Page
Description
Not everyone complies with the United States Internal Revenue Code. Many individuals and organizations fail to file timely tax returns, assess their tax liability correctly, or pay taxes when due. To improve compliance, tax administrators must choose among alternative strategies, such as increasing evaders' risks of punishment, motivating social norms, and making compliance easier.
Concerned with these choices, the IRS asked the National Academy to assess previous research on the determinants of taxpayer compliance and to highlight the most promising areas for future research. The Academy's panel authored the two-volume Taxpayer Compliance. Volume 2 is a collection of eight background papers commissioned by the panel. They present novel theories and research ideas proposed by scholars from many social sciences to improve the understanding of taxpayer compliance. The varied topics addressed include: the political and institutional context of the American tax system; a typology of noncompliance; a study of the way the visibility of noncompliance affects patterns of taxpaying in the house-painting profession; and theories of ways tax practitioners may affect their clients' compliance.

Short task
Transcribe the passage from the taxpayer compliance description above that opens with the words containing "Concerned with these" and closes with "their clients' compliance.".

Record extracts
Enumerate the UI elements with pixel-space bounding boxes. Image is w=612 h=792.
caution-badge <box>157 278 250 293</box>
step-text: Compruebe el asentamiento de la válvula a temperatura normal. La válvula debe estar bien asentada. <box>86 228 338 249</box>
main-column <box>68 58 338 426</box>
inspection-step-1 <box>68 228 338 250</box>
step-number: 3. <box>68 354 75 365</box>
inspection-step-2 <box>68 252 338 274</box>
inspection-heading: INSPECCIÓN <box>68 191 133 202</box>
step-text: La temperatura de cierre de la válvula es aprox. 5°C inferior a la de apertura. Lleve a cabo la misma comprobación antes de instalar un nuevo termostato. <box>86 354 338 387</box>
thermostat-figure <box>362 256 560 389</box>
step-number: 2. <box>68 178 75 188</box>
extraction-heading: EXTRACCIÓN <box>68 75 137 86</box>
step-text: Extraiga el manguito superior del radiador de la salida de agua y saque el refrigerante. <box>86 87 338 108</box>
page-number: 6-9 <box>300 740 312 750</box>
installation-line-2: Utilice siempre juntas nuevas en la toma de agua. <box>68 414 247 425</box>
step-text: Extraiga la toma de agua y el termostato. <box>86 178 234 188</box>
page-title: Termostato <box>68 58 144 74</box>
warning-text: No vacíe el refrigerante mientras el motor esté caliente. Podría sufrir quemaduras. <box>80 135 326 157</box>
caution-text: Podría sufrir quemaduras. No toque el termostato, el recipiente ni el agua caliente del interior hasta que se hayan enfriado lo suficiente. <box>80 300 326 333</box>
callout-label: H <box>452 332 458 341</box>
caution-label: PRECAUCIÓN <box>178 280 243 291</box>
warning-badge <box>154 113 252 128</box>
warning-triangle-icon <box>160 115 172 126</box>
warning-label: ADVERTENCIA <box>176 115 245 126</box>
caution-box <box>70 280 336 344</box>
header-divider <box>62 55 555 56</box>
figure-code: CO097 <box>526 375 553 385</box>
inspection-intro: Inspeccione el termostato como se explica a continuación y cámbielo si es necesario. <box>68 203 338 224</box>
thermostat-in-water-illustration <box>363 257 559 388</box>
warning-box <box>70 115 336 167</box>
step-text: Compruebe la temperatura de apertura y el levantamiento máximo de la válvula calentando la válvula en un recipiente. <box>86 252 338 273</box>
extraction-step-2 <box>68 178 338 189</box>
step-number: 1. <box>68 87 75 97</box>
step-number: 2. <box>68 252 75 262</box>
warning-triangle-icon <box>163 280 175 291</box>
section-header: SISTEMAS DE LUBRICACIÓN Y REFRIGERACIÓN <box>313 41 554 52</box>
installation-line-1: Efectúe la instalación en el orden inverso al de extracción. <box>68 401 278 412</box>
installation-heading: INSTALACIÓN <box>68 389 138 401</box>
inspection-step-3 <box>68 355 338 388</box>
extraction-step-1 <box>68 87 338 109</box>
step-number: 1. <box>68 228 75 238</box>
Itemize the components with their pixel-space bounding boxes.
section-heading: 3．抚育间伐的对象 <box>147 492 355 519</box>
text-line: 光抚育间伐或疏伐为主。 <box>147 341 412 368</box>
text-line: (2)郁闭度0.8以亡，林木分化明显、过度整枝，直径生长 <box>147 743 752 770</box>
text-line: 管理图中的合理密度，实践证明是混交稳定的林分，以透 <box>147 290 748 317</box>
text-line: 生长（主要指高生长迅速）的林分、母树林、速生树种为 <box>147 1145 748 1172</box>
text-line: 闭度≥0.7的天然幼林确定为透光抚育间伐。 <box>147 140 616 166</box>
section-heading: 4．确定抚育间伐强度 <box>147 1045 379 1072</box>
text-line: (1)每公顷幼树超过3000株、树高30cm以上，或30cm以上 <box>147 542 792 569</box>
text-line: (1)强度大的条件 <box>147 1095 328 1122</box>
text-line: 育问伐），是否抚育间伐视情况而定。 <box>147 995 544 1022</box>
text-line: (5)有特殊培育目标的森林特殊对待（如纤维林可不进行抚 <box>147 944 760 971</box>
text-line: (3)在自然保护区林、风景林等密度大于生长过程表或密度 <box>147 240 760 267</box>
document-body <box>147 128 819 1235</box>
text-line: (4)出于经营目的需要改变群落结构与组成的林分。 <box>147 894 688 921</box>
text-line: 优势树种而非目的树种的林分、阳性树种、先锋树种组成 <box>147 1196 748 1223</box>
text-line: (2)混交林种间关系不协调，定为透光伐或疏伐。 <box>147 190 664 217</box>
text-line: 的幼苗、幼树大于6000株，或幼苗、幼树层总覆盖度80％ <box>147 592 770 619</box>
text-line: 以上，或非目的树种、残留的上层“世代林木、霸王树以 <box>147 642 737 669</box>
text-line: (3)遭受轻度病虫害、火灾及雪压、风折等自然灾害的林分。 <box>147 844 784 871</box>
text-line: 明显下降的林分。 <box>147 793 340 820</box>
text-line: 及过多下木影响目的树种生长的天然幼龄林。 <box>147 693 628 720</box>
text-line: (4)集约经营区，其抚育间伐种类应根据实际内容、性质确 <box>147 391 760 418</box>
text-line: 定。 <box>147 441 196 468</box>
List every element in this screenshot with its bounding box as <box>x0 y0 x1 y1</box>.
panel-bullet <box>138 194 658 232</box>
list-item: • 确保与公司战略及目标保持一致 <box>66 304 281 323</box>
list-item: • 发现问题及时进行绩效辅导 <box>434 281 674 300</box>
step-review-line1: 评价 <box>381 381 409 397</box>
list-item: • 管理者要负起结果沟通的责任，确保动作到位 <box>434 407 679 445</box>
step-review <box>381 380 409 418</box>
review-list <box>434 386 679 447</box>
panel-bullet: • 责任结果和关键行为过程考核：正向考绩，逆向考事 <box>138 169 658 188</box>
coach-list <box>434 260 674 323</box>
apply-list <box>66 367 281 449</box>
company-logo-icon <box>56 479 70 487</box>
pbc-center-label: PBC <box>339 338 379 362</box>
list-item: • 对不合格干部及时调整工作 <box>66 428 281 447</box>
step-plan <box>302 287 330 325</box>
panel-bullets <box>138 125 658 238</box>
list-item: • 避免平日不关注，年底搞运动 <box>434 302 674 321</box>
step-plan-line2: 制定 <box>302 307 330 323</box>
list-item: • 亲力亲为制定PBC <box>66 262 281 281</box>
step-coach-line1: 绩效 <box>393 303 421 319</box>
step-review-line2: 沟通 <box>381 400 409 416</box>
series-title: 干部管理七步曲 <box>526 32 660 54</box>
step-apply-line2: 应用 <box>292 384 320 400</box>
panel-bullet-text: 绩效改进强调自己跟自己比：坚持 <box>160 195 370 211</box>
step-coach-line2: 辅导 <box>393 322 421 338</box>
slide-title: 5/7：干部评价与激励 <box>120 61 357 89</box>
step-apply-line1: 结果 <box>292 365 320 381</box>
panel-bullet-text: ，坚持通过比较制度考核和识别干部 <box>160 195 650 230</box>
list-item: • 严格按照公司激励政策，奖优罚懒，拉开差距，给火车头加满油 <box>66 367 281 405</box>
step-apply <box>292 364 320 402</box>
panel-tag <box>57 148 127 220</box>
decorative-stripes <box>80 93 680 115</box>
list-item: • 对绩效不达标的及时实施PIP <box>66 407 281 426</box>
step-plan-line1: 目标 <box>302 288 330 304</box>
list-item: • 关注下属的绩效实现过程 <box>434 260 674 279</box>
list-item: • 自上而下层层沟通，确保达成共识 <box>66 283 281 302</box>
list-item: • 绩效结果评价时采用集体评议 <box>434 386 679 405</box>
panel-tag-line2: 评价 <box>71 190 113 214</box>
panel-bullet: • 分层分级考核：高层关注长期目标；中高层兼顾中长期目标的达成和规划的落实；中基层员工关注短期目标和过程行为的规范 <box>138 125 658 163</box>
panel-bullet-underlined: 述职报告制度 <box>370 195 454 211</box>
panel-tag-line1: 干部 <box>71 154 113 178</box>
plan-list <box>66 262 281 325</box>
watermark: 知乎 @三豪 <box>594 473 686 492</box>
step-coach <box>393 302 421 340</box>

The response
Concerned with these choices, the IRS asked the National Academy to assess previous research on the determinants of taxpayer compliance and to highlight the most promising areas for future research. The Academy's panel authored the two-volume Taxpayer Compliance. Volume 2 is a collection of eight background papers commissioned by the panel. They present novel theories and research ideas proposed by scholars from many social sciences to improve the understanding of taxpayer compliance. The varied topics addressed include: the political and institutional context of the American tax system; a typology of noncompliance; a study of the way the visibility of noncompliance affects patterns of taxpaying in the house-painting profession; and theories of ways tax practitioners may affect their clients' compliance.